(Goal of the exercise) Exactly as they appear, write the lines from the one containing "Convert this chart to structured JSON data." to the final line of the entries, leaving pictures out.

(Source material)
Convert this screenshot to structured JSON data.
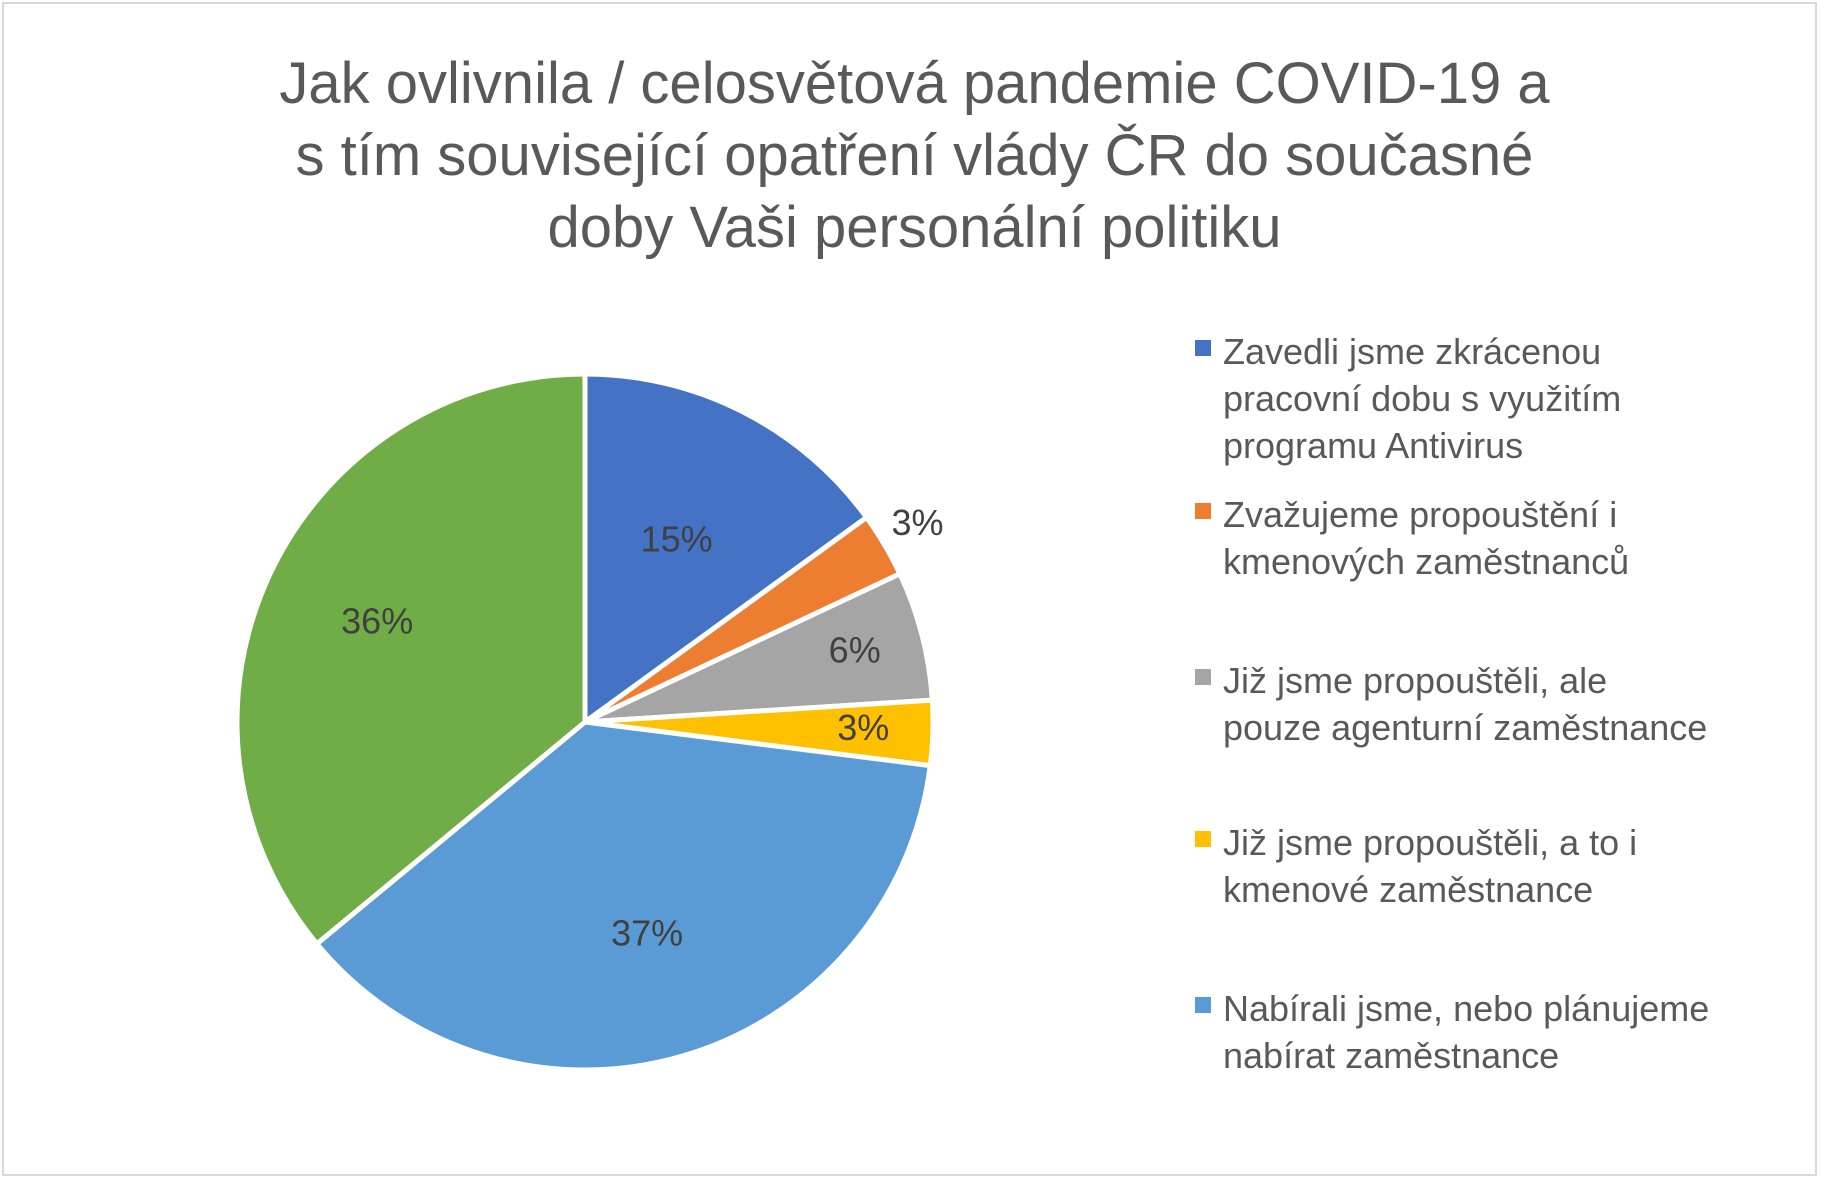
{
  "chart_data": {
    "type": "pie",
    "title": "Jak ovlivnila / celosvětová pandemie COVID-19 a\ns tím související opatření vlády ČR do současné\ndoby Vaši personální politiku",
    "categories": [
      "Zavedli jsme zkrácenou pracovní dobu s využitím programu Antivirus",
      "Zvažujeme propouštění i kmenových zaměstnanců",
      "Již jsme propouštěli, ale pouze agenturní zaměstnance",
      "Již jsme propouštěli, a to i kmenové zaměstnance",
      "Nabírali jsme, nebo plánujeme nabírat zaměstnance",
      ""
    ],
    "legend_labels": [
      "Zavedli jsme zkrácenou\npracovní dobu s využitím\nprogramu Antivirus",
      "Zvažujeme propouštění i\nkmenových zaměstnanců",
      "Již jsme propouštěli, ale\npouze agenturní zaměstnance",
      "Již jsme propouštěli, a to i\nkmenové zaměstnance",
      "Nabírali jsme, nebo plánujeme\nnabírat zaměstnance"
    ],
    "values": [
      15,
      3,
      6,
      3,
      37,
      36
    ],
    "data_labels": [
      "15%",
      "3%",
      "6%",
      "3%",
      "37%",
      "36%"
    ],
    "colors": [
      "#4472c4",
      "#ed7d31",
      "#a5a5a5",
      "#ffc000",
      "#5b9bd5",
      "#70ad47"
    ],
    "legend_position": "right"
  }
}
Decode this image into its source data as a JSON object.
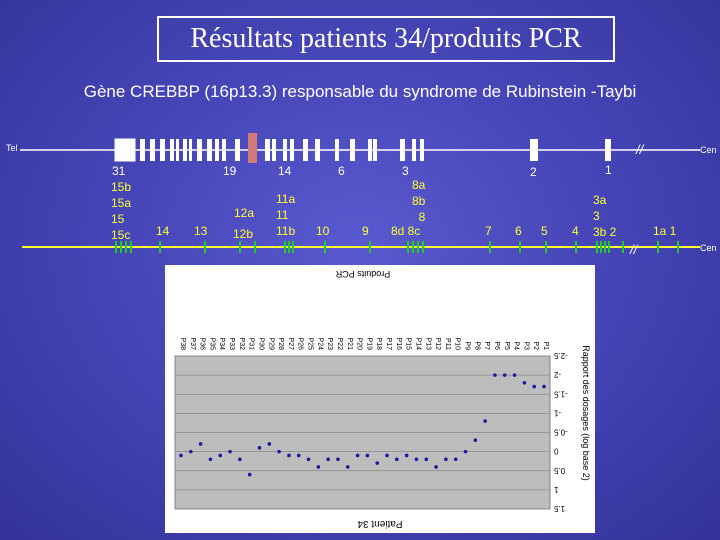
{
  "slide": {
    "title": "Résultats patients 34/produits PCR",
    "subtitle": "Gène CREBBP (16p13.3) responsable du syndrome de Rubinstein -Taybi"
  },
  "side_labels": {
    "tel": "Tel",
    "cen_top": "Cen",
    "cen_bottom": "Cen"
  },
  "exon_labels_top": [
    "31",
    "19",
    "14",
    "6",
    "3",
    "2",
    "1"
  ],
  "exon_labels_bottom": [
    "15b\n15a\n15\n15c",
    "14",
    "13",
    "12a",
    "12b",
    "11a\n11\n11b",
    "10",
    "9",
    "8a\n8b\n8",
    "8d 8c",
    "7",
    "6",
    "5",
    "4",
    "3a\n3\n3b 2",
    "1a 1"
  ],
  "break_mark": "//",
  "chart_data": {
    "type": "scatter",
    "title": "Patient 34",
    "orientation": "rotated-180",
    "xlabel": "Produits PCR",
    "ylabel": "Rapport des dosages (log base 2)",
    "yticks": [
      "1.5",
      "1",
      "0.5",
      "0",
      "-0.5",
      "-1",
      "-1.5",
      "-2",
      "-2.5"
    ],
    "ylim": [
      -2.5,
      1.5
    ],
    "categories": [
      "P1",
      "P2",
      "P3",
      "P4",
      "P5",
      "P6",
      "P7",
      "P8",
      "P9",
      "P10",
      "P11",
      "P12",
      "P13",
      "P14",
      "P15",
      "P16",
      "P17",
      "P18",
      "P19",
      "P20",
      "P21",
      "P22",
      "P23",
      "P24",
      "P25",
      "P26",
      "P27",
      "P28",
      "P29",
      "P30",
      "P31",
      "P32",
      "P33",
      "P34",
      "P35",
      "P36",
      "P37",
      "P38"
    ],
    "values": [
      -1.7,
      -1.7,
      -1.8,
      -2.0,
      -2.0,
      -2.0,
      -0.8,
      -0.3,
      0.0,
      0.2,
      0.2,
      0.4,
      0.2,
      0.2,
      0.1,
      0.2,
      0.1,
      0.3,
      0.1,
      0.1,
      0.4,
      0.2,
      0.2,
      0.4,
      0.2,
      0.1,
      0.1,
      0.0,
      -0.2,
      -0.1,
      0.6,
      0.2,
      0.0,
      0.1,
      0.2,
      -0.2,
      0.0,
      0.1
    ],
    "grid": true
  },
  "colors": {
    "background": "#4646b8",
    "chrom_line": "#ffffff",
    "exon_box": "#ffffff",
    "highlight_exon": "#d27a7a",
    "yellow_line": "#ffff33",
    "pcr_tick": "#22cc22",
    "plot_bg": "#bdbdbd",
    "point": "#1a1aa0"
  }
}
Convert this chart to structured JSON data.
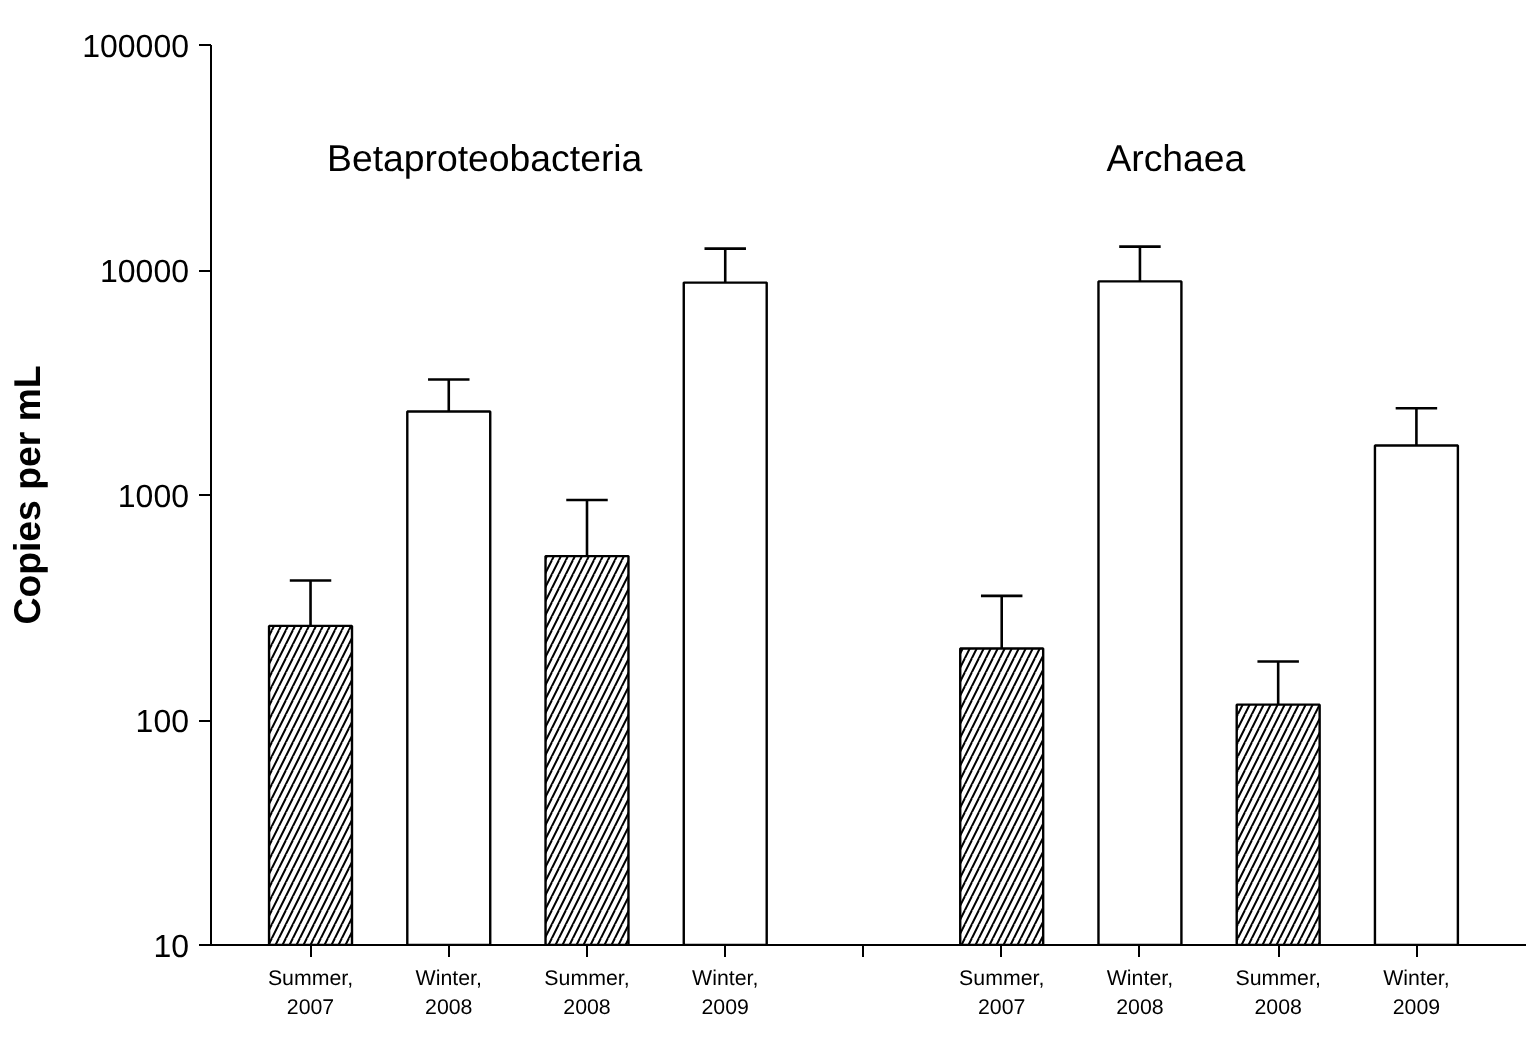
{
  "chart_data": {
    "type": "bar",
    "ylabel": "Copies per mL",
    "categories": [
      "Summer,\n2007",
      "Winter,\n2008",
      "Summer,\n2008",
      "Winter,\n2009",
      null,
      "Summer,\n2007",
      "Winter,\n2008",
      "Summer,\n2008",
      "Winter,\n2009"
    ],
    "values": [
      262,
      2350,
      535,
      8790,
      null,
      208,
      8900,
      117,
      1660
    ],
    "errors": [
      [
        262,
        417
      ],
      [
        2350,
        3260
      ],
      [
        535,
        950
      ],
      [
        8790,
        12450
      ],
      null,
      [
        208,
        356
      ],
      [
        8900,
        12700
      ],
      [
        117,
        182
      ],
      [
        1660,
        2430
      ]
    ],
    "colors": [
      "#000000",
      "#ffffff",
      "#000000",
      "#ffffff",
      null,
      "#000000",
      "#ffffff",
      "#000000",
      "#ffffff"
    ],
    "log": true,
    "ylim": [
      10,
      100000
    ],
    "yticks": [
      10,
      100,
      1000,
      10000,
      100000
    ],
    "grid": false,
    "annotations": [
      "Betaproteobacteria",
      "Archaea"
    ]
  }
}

(Exercise result)
Convert this chart to structured JSON data.
{
  "chart_data": {
    "type": "bar",
    "ylabel": "Copies per mL",
    "categories": [
      "Summer,\n2007",
      "Winter,\n2008",
      "Summer,\n2008",
      "Winter,\n2009",
      null,
      "Summer,\n2007",
      "Winter,\n2008",
      "Summer,\n2008",
      "Winter,\n2009"
    ],
    "values": [
      262,
      2350,
      535,
      8790,
      null,
      208,
      8900,
      117,
      1660
    ],
    "errors": [
      [
        262,
        417
      ],
      [
        2350,
        3260
      ],
      [
        535,
        950
      ],
      [
        8790,
        12450
      ],
      null,
      [
        208,
        356
      ],
      [
        8900,
        12700
      ],
      [
        117,
        182
      ],
      [
        1660,
        2430
      ]
    ],
    "colors": [
      "#000000",
      "#ffffff",
      "#000000",
      "#ffffff",
      null,
      "#000000",
      "#ffffff",
      "#000000",
      "#ffffff"
    ],
    "log": true,
    "ylim": [
      10,
      100000
    ],
    "yticks": [
      10,
      100,
      1000,
      10000,
      100000
    ],
    "grid": false,
    "annotations": [
      "Betaproteobacteria",
      "Archaea"
    ]
  }
}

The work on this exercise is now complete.